_Brief_
Repeat every entry word for word, skipping the pictures.

_Input rows_
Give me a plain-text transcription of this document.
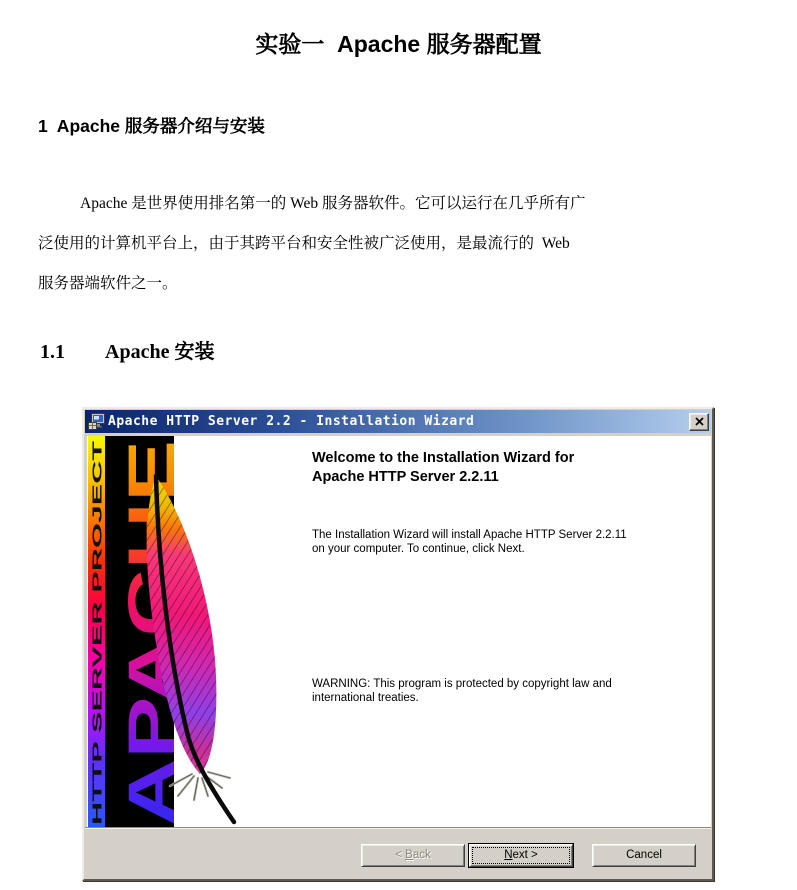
实验一  Apache 服务器配置
1  Apache 服务器介绍与安装
Apache 是世界使用排名第一的 Web 服务器软件。它可以运行在几乎所有广
泛使用的计算机平台上，由于其跨平台和安全性被广泛使用，是最流行的  Web
服务器端软件之一。
1.1 Apache 安装
Apache HTTP Server 2.2 - Installation Wizard
HTTP SERVER PROJECT APACHE
Welcome to the Installation Wizard for
Apache HTTP Server 2.2.11
The Installation Wizard will install Apache HTTP Server 2.2.11
on your computer. To continue, click Next.
WARNING: This program is protected by copyright law and
international treaties.
< Back	Next >	Cancel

_Output for this task_
Give me a plain-text transcription of this document.
实验一  Apache 服务器配置
1  Apache 服务器介绍与安装
Apache 是世界使用排名第一的 Web 服务器软件。它可以运行在几乎所有广
泛使用的计算机平台上，由于其跨平台和安全性被广泛使用，是最流行的  Web
服务器端软件之一。
1.1 Apache 安装
Apache HTTP Server 2.2 - Installation Wizard
HTTP SERVER PROJECT APACHE
Welcome to the Installation Wizard for
Apache HTTP Server 2.2.11
The Installation Wizard will install Apache HTTP Server 2.2.11
on your computer. To continue, click Next.
WARNING: This program is protected by copyright law and
international treaties.
< Back	Next >	Cancel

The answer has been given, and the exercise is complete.